**STORED RECORDS:**
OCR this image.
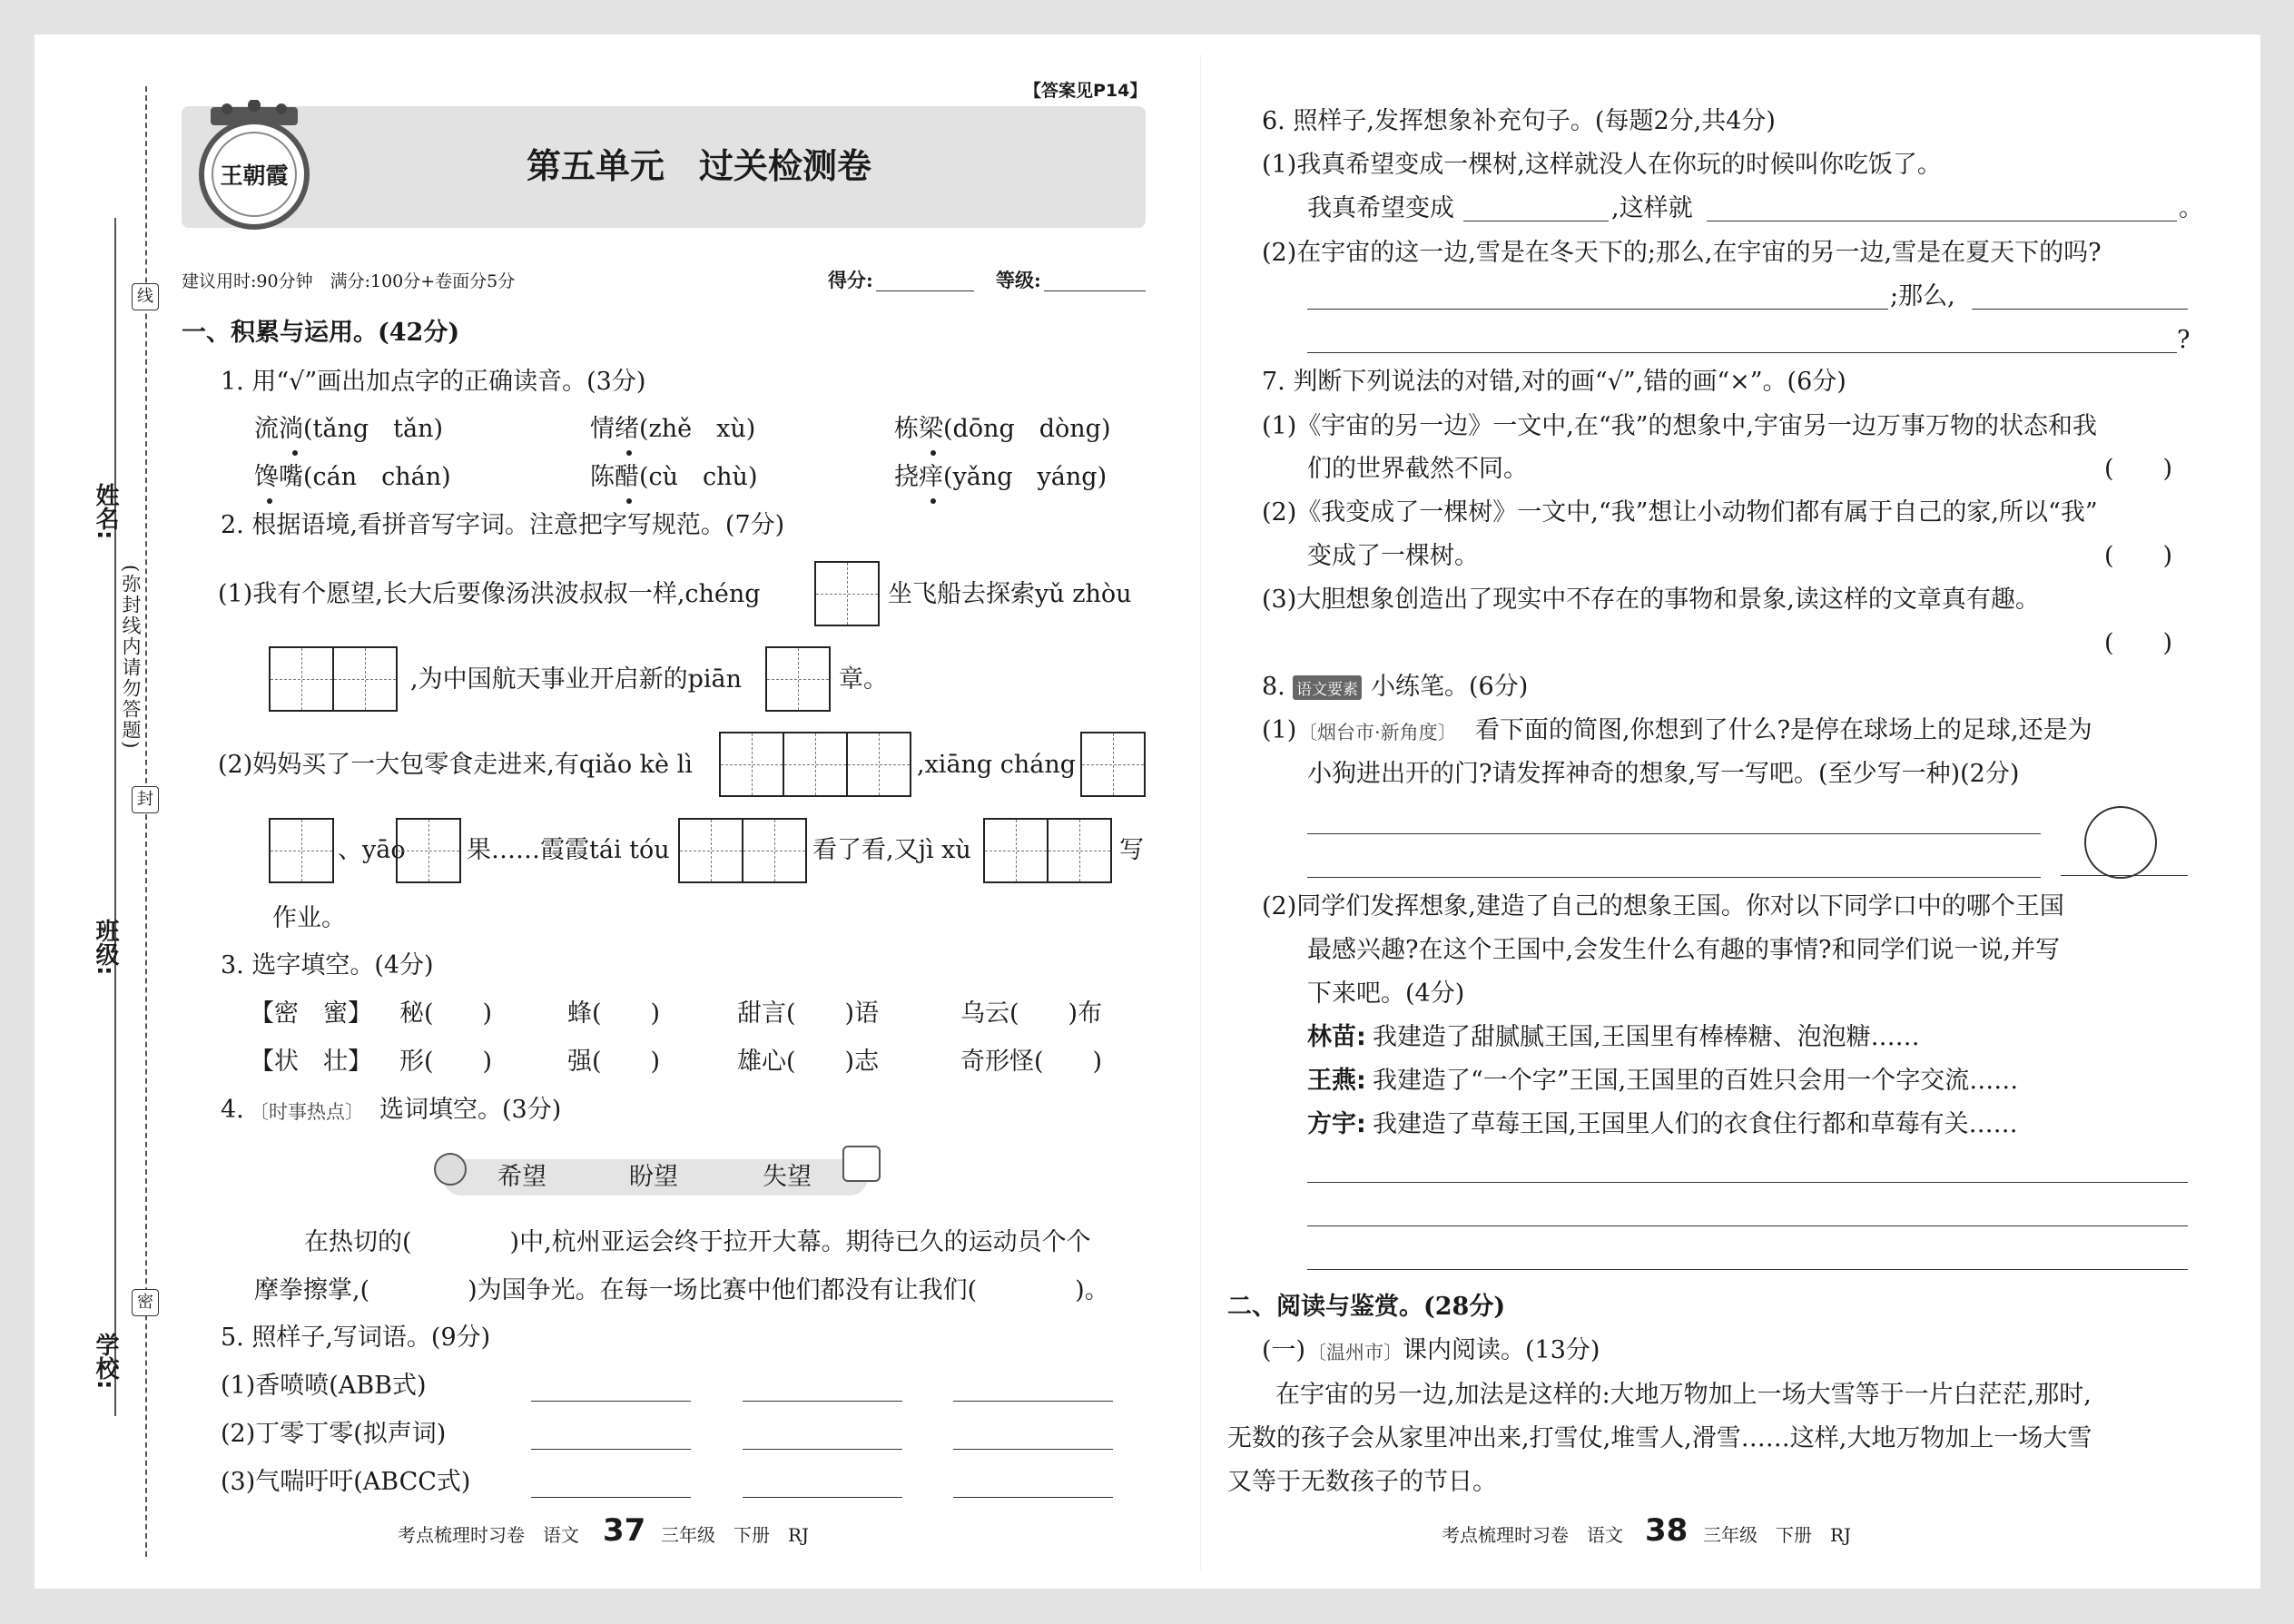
线
封
密
(弥封线内请勿答题)
姓名:
班级:
学校:
【答案见P14】
王朝霞	第五单元　过关检测卷
建议用时:90分钟　满分:100分+卷面分5分	得分:	等级:
一、积累与运用。(42分)
1. 用“√”画出加点字的正确读音。(3分)
流淌(tǎng　tǎn)	情绪(zhě　xù)	栋梁(dōng　dòng)
馋嘴(cán　chán)	陈醋(cù　chù)	挠痒(yǎng　yáng)
2. 根据语境,看拼音写字词。注意把字写规范。(7分)
(1)我有个愿望,长大后要像汤洪波叔叔一样,chéng	坐飞船去探索yǔ zhòu
,为中国航天事业开启新的piān	章。
(2)妈妈买了一大包零食走进来,有qiǎo kè lì	,xiāng cháng
、yāo 果……霞霞tái tóu	看了看,又jì xù	写
作业。
3. 选字填空。(4分)
【密　蜜】 秘(　　)	蜂(　　)	甜言(　　)语	乌云(　　)布
【状　壮】 形(　　)	强(　　)	雄心(　　)志	奇形怪(　　)
4. 〔时事热点〕 选词填空。(3分)
希望	盼望	失望
在热切的(　　　　)中,杭州亚运会终于拉开大幕。期待已久的运动员个个
摩拳擦掌,(　　　　)为国争光。在每一场比赛中他们都没有让我们(　　　　)。
5. 照样子,写词语。(9分)
(1)香喷喷(ABB式)
(2)丁零丁零(拟声词)
(3)气喘吁吁(ABCC式)
考点梳理时习卷　语文 37 三年级　下册　RJ
6. 照样子,发挥想象补充句子。(每题2分,共4分)
(1)我真希望变成一棵树,这样就没人在你玩的时候叫你吃饭了。
我真希望变成	,这样就	。
(2)在宇宙的这一边,雪是在冬天下的;那么,在宇宙的另一边,雪是在夏天下的吗?
;那么,
?
7. 判断下列说法的对错,对的画“√”,错的画“×”。(6分)
(1)《宇宙的另一边》一文中,在“我”的想象中,宇宙另一边万事万物的状态和我
们的世界截然不同。	(　　)
(2)《我变成了一棵树》一文中,“我”想让小动物们都有属于自己的家,所以“我”
变成了一棵树。	(　　)
(3)大胆想象创造出了现实中不存在的事物和景象,读这样的文章真有趣。
(　　)
8. 语文要素 小练笔。(6分)
(1) 〔烟台市·新角度〕 看下面的简图,你想到了什么?是停在球场上的足球,还是为
小狗进出开的门?请发挥神奇的想象,写一写吧。(至少写一种)(2分)
(2)同学们发挥想象,建造了自己的想象王国。你对以下同学口中的哪个王国
最感兴趣?在这个王国中,会发生什么有趣的事情?和同学们说一说,并写
下来吧。(4分)
林苗: 我建造了甜腻腻王国,王国里有棒棒糖、泡泡糖……
王燕: 我建造了“一个字”王国,王国里的百姓只会用一个字交流……
方宇: 我建造了草莓王国,王国里人们的衣食住行都和草莓有关……
二、阅读与鉴赏。(28分)
(一) 〔温州市〕 课内阅读。(13分)
在宇宙的另一边,加法是这样的:大地万物加上一场大雪等于一片白茫茫,那时,
无数的孩子会从家里冲出来,打雪仗,堆雪人,滑雪……这样,大地万物加上一场大雪
又等于无数孩子的节日。
考点梳理时习卷　语文 38 三年级　下册　RJ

**PROBLEM REQUIREMENTS:** Filter the listing for the word "在宇宙的另一边" and copy every line that holds it.

**RESULT FOR THIS TASK:**
(2)在宇宙的这一边,雪是在冬天下的;那么,在宇宙的另一边,雪是在夏天下的吗?
在宇宙的另一边,加法是这样的:大地万物加上一场大雪等于一片白茫茫,那时,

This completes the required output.